### What you need to do
Exactly repeat the full listing that follows.
==== Exercise input ====
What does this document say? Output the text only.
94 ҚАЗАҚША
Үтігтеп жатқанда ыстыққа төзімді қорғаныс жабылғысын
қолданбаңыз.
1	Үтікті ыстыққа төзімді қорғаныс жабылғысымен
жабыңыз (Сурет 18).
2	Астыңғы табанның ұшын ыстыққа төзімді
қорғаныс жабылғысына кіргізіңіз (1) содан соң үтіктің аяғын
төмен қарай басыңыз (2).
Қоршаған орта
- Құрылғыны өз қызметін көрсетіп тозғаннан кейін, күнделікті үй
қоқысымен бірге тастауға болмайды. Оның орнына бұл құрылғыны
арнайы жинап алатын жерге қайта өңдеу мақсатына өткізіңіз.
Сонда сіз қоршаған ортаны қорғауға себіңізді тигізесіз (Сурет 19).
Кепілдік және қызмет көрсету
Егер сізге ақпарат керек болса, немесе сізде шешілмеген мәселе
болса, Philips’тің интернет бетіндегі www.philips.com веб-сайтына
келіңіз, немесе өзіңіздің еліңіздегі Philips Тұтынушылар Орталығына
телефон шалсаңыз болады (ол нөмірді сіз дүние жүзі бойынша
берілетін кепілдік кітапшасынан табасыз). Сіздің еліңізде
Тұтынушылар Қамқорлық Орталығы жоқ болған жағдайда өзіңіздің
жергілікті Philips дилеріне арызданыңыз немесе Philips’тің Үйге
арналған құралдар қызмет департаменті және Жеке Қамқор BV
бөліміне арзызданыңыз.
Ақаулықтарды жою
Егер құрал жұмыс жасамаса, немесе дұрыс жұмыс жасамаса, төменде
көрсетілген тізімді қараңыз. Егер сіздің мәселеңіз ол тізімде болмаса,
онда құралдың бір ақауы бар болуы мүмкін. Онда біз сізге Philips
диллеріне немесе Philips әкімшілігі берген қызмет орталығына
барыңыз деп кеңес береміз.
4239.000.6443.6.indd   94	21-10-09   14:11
====
### Exercise answer
What does this document say? Output the text only.
94 ҚАЗАҚША
Үтігтеп жатқанда ыстыққа төзімді қорғаныс жабылғысын
қолданбаңыз.
1	Үтікті ыстыққа төзімді қорғаныс жабылғысымен
жабыңыз (Сурет 18).
2	Астыңғы табанның ұшын ыстыққа төзімді
қорғаныс жабылғысына кіргізіңіз (1) содан соң үтіктің аяғын
төмен қарай басыңыз (2).
Қоршаған орта
- Құрылғыны өз қызметін көрсетіп тозғаннан кейін, күнделікті үй
қоқысымен бірге тастауға болмайды. Оның орнына бұл құрылғыны
арнайы жинап алатын жерге қайта өңдеу мақсатына өткізіңіз.
Сонда сіз қоршаған ортаны қорғауға себіңізді тигізесіз (Сурет 19).
Кепілдік және қызмет көрсету
Егер сізге ақпарат керек болса, немесе сізде шешілмеген мәселе
болса, Philips’тің интернет бетіндегі www.philips.com веб-сайтына
келіңіз, немесе өзіңіздің еліңіздегі Philips Тұтынушылар Орталығына
телефон шалсаңыз болады (ол нөмірді сіз дүние жүзі бойынша
берілетін кепілдік кітапшасынан табасыз). Сіздің еліңізде
Тұтынушылар Қамқорлық Орталығы жоқ болған жағдайда өзіңіздің
жергілікті Philips дилеріне арызданыңыз немесе Philips’тің Үйге
арналған құралдар қызмет департаменті және Жеке Қамқор BV
бөліміне арзызданыңыз.
Ақаулықтарды жою
Егер құрал жұмыс жасамаса, немесе дұрыс жұмыс жасамаса, төменде
көрсетілген тізімді қараңыз. Егер сіздің мәселеңіз ол тізімде болмаса,
онда құралдың бір ақауы бар болуы мүмкін. Онда біз сізге Philips
диллеріне немесе Philips әкімшілігі берген қызмет орталығына
барыңыз деп кеңес береміз.
4239.000.6443.6.indd   94	21-10-09   14:11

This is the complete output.